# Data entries
⟨
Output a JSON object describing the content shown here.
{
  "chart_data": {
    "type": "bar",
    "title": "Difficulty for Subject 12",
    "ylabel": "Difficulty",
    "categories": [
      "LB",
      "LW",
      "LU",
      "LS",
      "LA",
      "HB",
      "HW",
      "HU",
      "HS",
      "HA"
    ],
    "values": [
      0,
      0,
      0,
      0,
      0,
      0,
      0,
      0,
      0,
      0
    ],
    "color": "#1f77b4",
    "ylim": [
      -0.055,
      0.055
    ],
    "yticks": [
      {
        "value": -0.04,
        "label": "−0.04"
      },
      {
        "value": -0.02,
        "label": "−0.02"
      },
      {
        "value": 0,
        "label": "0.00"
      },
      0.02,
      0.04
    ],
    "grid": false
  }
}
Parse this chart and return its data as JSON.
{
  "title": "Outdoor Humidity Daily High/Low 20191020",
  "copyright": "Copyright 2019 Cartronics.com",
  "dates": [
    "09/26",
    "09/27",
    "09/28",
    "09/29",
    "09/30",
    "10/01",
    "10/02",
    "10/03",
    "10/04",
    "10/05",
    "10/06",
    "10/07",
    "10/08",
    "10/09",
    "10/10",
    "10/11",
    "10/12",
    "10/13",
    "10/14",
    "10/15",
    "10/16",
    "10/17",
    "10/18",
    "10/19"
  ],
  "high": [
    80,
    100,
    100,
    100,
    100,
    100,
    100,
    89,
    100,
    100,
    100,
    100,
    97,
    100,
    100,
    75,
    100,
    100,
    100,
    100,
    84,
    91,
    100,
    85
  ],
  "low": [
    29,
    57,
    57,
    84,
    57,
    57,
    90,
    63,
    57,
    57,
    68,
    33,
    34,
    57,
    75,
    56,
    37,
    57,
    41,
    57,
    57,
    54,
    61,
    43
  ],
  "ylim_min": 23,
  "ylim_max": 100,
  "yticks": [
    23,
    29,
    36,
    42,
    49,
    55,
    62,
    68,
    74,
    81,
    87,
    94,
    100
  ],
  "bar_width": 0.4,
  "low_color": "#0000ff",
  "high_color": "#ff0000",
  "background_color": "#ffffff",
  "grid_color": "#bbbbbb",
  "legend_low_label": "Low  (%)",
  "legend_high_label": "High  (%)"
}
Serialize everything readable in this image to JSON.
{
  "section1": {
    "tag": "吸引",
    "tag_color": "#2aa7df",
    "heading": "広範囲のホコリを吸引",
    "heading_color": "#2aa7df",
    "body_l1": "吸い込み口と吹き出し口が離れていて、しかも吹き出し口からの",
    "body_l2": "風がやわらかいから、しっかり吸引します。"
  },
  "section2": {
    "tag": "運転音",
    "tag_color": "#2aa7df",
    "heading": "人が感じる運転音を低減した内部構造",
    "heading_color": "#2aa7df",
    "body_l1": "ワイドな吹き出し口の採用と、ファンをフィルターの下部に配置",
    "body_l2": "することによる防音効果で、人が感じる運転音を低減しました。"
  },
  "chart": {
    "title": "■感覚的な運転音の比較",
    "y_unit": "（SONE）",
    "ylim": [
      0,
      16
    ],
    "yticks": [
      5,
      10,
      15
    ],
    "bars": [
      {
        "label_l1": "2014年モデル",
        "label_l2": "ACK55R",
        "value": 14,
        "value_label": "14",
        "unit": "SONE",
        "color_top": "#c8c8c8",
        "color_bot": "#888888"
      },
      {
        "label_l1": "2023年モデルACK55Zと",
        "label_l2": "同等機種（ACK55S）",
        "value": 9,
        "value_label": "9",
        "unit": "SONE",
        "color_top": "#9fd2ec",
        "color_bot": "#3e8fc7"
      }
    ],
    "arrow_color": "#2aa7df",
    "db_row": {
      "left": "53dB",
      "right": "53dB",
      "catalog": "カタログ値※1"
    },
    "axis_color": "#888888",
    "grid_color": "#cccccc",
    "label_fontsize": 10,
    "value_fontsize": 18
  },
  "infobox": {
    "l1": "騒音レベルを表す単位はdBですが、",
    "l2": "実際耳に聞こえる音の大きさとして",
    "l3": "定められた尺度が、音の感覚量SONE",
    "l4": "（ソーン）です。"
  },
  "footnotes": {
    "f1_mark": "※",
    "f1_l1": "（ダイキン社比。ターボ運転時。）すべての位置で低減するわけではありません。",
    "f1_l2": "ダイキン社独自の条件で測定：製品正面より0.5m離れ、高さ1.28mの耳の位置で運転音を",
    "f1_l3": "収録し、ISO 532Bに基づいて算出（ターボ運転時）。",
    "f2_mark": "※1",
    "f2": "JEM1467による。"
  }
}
⟩
# WHAT IS NEEDED
All of the lines above must be returned exactly.

# OUTPUT
Output a JSON object describing the content shown here.
{
  "chart_data": {
    "type": "bar",
    "title": "Difficulty for Subject 12",
    "ylabel": "Difficulty",
    "categories": [
      "LB",
      "LW",
      "LU",
      "LS",
      "LA",
      "HB",
      "HW",
      "HU",
      "HS",
      "HA"
    ],
    "values": [
      0,
      0,
      0,
      0,
      0,
      0,
      0,
      0,
      0,
      0
    ],
    "color": "#1f77b4",
    "ylim": [
      -0.055,
      0.055
    ],
    "yticks": [
      {
        "value": -0.04,
        "label": "−0.04"
      },
      {
        "value": -0.02,
        "label": "−0.02"
      },
      {
        "value": 0,
        "label": "0.00"
      },
      0.02,
      0.04
    ],
    "grid": false
  }
}
Parse this chart and return its data as JSON.
{
  "title": "Outdoor Humidity Daily High/Low 20191020",
  "copyright": "Copyright 2019 Cartronics.com",
  "dates": [
    "09/26",
    "09/27",
    "09/28",
    "09/29",
    "09/30",
    "10/01",
    "10/02",
    "10/03",
    "10/04",
    "10/05",
    "10/06",
    "10/07",
    "10/08",
    "10/09",
    "10/10",
    "10/11",
    "10/12",
    "10/13",
    "10/14",
    "10/15",
    "10/16",
    "10/17",
    "10/18",
    "10/19"
  ],
  "high": [
    80,
    100,
    100,
    100,
    100,
    100,
    100,
    89,
    100,
    100,
    100,
    100,
    97,
    100,
    100,
    75,
    100,
    100,
    100,
    100,
    84,
    91,
    100,
    85
  ],
  "low": [
    29,
    57,
    57,
    84,
    57,
    57,
    90,
    63,
    57,
    57,
    68,
    33,
    34,
    57,
    75,
    56,
    37,
    57,
    41,
    57,
    57,
    54,
    61,
    43
  ],
  "ylim_min": 23,
  "ylim_max": 100,
  "yticks": [
    23,
    29,
    36,
    42,
    49,
    55,
    62,
    68,
    74,
    81,
    87,
    94,
    100
  ],
  "bar_width": 0.4,
  "low_color": "#0000ff",
  "high_color": "#ff0000",
  "background_color": "#ffffff",
  "grid_color": "#bbbbbb",
  "legend_low_label": "Low  (%)",
  "legend_high_label": "High  (%)"
}
Serialize everything readable in this image to JSON.
{
  "section1": {
    "tag": "吸引",
    "tag_color": "#2aa7df",
    "heading": "広範囲のホコリを吸引",
    "heading_color": "#2aa7df",
    "body_l1": "吸い込み口と吹き出し口が離れていて、しかも吹き出し口からの",
    "body_l2": "風がやわらかいから、しっかり吸引します。"
  },
  "section2": {
    "tag": "運転音",
    "tag_color": "#2aa7df",
    "heading": "人が感じる運転音を低減した内部構造",
    "heading_color": "#2aa7df",
    "body_l1": "ワイドな吹き出し口の採用と、ファンをフィルターの下部に配置",
    "body_l2": "することによる防音効果で、人が感じる運転音を低減しました。"
  },
  "chart": {
    "title": "■感覚的な運転音の比較",
    "y_unit": "（SONE）",
    "ylim": [
      0,
      16
    ],
    "yticks": [
      5,
      10,
      15
    ],
    "bars": [
      {
        "label_l1": "2014年モデル",
        "label_l2": "ACK55R",
        "value": 14,
        "value_label": "14",
        "unit": "SONE",
        "color_top": "#c8c8c8",
        "color_bot": "#888888"
      },
      {
        "label_l1": "2023年モデルACK55Zと",
        "label_l2": "同等機種（ACK55S）",
        "value": 9,
        "value_label": "9",
        "unit": "SONE",
        "color_top": "#9fd2ec",
        "color_bot": "#3e8fc7"
      }
    ],
    "arrow_color": "#2aa7df",
    "db_row": {
      "left": "53dB",
      "right": "53dB",
      "catalog": "カタログ値※1"
    },
    "axis_color": "#888888",
    "grid_color": "#cccccc",
    "label_fontsize": 10,
    "value_fontsize": 18
  },
  "infobox": {
    "l1": "騒音レベルを表す単位はdBですが、",
    "l2": "実際耳に聞こえる音の大きさとして",
    "l3": "定められた尺度が、音の感覚量SONE",
    "l4": "（ソーン）です。"
  },
  "footnotes": {
    "f1_mark": "※",
    "f1_l1": "（ダイキン社比。ターボ運転時。）すべての位置で低減するわけではありません。",
    "f1_l2": "ダイキン社独自の条件で測定：製品正面より0.5m離れ、高さ1.28mの耳の位置で運転音を",
    "f1_l3": "収録し、ISO 532Bに基づいて算出（ターボ運転時）。",
    "f2_mark": "※1",
    "f2": "JEM1467による。"
  }
}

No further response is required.